[Figure record listings]
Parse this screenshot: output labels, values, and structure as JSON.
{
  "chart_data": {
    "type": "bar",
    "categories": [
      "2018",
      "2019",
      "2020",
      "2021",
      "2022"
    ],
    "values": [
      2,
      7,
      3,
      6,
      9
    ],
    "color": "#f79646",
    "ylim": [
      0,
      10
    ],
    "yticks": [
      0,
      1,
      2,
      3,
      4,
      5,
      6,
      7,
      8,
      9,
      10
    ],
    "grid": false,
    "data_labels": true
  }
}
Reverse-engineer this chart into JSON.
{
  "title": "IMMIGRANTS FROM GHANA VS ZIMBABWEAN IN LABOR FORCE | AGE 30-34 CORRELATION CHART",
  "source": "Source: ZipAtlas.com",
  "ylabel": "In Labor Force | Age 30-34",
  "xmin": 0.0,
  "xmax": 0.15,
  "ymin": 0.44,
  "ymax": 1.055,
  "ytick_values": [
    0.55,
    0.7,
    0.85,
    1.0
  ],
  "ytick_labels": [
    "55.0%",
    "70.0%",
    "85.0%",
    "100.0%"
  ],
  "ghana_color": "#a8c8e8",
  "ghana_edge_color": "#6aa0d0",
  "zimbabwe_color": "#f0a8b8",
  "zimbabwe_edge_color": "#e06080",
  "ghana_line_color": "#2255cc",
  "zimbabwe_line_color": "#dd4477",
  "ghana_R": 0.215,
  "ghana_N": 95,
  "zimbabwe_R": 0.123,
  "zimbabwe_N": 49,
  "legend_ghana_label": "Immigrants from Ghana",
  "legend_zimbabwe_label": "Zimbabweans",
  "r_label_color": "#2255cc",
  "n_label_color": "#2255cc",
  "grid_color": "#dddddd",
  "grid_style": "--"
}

--

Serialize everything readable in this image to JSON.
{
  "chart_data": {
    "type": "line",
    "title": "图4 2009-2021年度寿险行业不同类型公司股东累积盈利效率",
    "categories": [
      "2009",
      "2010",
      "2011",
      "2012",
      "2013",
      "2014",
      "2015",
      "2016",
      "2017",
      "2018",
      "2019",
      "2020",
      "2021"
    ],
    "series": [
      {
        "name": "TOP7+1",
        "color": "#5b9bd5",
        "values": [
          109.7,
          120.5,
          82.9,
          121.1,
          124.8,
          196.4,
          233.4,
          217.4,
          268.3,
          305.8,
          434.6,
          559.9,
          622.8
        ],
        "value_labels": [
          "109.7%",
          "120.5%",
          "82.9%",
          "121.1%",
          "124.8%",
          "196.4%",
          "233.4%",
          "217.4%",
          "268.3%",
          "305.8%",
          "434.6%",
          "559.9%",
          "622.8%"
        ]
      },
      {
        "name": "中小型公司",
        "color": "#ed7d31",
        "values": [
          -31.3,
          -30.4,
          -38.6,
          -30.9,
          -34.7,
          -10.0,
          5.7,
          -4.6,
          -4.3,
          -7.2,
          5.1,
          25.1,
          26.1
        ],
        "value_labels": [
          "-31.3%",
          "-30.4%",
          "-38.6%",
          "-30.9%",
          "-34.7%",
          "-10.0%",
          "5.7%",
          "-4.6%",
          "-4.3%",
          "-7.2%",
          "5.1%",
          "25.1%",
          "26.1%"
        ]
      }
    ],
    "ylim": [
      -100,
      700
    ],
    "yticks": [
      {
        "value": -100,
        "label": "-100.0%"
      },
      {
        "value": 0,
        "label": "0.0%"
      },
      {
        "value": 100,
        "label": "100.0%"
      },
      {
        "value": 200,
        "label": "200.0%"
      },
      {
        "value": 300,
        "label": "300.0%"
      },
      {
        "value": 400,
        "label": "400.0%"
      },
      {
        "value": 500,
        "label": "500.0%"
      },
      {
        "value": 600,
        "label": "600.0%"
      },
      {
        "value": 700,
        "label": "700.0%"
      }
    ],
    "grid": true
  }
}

---

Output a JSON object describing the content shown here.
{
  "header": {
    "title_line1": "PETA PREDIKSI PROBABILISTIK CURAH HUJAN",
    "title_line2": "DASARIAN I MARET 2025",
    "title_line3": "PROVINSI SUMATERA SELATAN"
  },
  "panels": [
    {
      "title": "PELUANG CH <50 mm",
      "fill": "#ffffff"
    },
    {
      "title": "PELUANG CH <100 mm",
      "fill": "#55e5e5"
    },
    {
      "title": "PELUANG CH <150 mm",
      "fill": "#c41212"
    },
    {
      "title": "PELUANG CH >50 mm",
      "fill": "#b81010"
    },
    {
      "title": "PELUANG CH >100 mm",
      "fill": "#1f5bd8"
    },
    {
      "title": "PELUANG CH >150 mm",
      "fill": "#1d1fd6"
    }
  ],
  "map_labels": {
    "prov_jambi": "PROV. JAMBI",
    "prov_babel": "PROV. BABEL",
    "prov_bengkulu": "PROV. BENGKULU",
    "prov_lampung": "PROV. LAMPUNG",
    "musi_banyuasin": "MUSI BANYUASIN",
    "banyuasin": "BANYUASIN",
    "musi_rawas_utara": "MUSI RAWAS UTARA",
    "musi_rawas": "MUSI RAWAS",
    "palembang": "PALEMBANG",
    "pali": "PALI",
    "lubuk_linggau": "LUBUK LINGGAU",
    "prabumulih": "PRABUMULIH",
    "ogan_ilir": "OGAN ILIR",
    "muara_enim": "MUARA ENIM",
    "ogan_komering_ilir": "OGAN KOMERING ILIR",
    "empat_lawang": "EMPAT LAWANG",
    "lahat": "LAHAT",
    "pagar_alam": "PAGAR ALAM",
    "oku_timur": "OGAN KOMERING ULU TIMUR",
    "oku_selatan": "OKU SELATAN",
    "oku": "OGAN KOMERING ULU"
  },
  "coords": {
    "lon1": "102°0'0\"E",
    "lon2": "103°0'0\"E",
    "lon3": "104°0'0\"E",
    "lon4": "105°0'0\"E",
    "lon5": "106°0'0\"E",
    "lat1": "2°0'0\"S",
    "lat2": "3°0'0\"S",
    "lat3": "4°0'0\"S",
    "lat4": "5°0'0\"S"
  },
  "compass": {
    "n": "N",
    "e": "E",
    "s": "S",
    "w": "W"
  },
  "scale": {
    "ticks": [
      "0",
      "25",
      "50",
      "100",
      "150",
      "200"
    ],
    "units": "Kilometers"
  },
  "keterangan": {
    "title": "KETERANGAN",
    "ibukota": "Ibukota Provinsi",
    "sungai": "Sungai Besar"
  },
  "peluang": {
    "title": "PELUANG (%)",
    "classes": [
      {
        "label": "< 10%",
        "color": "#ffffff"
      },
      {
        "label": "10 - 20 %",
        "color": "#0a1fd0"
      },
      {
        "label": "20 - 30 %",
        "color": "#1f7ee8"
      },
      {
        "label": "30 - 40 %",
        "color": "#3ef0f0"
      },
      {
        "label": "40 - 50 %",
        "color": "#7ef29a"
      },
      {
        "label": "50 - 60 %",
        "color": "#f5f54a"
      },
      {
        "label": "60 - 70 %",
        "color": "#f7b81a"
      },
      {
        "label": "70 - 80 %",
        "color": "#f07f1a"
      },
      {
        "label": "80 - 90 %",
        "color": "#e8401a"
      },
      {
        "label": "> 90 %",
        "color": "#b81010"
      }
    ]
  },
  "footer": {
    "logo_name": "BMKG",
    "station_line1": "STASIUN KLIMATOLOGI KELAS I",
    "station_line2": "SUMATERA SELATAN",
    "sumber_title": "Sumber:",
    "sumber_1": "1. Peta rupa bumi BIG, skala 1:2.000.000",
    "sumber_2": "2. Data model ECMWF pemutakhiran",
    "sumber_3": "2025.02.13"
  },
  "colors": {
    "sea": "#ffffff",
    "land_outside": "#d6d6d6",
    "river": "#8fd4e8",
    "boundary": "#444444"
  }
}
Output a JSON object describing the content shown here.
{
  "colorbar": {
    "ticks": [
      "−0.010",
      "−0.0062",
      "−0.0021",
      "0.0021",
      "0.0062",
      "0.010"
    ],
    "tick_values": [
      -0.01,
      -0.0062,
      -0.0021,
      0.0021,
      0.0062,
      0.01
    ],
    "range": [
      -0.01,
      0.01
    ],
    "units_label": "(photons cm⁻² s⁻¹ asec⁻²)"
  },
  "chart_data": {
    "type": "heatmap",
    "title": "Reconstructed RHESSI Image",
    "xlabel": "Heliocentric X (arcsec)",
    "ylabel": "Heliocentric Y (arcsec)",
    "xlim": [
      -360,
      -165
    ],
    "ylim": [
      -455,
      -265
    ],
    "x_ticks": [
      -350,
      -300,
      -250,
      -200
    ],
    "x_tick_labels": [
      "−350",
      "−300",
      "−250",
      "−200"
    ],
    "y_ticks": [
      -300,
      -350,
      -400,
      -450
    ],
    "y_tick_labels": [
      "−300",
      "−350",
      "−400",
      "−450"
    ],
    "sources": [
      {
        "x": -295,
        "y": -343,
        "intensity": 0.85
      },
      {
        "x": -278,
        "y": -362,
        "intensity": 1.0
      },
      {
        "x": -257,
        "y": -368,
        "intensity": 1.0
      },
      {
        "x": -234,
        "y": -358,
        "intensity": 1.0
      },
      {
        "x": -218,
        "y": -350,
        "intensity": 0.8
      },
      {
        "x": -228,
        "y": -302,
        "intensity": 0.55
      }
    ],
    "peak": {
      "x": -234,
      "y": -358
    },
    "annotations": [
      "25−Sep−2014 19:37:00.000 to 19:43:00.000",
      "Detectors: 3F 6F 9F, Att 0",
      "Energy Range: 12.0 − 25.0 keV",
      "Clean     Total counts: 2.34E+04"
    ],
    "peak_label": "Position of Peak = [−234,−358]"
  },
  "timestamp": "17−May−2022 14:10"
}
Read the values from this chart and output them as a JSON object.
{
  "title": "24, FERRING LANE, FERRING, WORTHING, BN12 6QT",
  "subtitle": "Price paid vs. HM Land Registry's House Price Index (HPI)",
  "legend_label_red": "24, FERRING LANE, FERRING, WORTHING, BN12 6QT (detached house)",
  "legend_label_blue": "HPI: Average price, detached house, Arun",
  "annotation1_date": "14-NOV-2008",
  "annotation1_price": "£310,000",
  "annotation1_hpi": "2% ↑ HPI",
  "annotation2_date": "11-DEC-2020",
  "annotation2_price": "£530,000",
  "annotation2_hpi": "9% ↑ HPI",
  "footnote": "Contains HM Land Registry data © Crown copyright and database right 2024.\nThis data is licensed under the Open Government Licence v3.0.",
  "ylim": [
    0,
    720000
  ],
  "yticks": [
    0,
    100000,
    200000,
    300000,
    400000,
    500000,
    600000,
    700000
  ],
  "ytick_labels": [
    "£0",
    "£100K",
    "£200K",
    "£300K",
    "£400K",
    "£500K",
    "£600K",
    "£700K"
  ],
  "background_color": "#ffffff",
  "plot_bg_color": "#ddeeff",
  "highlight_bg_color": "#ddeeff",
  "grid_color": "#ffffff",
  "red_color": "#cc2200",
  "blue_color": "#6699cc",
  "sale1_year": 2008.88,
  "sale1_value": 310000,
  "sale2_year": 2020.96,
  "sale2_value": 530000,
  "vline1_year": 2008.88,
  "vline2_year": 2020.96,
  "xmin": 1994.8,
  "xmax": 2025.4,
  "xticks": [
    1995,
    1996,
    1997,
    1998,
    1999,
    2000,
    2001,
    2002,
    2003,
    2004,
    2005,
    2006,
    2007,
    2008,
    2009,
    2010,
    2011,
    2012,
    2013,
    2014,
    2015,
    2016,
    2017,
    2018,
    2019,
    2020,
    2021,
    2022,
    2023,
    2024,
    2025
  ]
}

» STATED PROBLEM: Tally the lines in this data that hold the word "ddeeff" and state only the count.

» THE RESPONSE: 2